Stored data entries
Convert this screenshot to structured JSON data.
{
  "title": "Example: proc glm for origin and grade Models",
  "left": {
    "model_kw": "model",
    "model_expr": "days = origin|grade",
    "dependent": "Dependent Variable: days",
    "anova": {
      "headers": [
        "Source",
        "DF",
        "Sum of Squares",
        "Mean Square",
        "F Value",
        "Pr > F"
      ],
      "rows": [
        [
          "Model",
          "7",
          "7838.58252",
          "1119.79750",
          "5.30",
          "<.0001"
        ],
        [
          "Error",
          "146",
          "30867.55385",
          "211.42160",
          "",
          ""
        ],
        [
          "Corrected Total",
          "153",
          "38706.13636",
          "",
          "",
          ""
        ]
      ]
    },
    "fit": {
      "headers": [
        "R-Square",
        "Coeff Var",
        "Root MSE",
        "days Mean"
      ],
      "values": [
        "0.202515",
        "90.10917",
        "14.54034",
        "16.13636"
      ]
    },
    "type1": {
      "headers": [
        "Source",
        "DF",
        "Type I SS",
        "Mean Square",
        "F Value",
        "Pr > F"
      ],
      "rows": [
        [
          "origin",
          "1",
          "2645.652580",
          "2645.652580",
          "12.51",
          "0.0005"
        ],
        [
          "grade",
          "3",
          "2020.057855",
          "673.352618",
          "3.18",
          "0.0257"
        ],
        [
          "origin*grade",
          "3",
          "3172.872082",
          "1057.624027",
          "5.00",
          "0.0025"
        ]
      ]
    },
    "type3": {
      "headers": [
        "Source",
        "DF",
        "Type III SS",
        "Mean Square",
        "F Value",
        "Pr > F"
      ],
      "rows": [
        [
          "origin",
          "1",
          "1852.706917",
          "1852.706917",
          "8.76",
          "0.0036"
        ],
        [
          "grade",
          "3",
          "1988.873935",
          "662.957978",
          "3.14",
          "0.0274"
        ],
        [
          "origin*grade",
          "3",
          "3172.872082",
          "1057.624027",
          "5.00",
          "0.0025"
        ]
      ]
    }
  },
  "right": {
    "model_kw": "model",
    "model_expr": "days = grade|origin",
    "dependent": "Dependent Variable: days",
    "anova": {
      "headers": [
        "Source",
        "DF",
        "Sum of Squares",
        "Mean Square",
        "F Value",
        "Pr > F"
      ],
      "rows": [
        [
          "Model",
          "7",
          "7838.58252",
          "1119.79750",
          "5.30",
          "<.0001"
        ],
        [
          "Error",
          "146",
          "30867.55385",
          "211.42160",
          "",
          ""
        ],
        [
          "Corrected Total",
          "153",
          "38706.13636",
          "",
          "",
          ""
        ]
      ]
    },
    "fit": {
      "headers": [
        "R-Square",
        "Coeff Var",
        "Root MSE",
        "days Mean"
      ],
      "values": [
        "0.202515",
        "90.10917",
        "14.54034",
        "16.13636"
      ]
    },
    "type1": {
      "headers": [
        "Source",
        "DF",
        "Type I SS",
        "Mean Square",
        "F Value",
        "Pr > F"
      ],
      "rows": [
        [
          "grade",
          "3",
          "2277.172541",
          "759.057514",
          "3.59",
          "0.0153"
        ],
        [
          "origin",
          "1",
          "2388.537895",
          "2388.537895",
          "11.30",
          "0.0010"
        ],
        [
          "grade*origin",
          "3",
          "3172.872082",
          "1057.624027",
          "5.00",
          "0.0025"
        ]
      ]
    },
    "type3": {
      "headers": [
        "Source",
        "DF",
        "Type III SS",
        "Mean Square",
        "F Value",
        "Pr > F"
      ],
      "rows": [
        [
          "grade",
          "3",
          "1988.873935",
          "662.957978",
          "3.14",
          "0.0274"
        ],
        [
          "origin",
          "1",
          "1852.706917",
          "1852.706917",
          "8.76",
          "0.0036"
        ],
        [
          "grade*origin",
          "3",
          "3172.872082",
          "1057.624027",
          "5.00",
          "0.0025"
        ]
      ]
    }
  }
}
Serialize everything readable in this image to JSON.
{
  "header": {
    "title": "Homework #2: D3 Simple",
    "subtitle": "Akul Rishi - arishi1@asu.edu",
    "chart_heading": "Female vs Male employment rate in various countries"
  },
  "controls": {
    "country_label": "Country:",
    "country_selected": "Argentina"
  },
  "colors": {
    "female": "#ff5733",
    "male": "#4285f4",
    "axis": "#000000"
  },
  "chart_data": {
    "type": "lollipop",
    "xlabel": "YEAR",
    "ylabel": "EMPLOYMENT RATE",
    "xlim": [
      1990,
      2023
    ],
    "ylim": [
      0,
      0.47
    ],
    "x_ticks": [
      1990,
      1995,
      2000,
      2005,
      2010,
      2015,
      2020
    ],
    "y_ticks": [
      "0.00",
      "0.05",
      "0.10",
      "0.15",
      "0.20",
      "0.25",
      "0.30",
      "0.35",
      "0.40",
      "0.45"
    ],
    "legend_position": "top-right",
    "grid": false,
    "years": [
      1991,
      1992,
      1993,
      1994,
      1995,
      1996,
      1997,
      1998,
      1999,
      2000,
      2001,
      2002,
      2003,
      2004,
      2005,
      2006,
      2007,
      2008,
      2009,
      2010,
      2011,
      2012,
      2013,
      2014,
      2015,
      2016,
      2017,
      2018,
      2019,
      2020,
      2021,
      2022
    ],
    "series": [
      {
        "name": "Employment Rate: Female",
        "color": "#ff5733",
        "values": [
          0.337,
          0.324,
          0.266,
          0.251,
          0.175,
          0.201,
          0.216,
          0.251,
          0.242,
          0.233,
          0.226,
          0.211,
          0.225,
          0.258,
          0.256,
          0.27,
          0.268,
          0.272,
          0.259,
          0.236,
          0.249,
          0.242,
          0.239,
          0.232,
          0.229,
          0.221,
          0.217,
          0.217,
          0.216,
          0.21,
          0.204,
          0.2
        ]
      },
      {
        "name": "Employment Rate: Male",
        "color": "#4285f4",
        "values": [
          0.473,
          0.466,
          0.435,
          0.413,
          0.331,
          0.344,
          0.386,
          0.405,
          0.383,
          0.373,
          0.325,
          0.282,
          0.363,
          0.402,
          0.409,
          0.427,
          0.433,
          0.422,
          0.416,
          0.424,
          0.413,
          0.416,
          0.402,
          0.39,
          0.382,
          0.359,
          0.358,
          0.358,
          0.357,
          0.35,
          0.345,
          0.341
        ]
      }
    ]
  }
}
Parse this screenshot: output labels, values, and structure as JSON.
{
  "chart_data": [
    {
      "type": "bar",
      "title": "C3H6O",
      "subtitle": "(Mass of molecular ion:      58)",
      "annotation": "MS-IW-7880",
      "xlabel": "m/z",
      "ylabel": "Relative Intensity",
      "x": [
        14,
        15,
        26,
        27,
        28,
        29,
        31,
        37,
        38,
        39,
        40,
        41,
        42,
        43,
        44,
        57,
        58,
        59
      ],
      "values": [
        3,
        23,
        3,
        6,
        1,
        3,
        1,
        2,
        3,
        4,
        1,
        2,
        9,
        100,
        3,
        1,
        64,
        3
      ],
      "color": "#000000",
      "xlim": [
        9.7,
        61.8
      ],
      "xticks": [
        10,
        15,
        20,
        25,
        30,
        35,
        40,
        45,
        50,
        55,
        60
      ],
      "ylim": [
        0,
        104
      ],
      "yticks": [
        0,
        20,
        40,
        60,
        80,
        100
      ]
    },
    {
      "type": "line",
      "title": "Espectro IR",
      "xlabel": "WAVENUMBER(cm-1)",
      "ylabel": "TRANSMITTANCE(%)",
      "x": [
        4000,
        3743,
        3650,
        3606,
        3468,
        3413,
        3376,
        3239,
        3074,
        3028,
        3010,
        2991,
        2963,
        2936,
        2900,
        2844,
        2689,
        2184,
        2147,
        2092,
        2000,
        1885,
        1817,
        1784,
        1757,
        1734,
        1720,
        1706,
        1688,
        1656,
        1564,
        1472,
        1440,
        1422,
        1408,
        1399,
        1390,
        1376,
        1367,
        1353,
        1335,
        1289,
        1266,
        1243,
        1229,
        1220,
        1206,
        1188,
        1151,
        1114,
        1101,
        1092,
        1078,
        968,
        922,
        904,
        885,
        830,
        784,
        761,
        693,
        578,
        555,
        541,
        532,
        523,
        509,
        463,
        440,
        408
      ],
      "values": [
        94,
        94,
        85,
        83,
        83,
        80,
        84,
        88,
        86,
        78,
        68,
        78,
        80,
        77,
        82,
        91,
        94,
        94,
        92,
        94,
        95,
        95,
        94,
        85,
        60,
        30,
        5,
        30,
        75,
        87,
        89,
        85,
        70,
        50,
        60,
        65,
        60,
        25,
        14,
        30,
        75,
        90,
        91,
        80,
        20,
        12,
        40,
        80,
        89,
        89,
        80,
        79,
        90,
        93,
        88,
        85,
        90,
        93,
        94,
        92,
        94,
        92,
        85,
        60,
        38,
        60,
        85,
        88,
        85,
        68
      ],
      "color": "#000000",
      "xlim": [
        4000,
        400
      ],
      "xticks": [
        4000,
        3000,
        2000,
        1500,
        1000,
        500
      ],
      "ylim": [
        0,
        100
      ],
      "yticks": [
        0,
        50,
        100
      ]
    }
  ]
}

The problem
Using the records above, find and show each line with the string "ylabel".

Full answer
    "ylabel": "EMPLOYMENT RATE",
      "ylabel": "Relative Intensity",
      "ylabel": "TRANSMITTANCE(%)",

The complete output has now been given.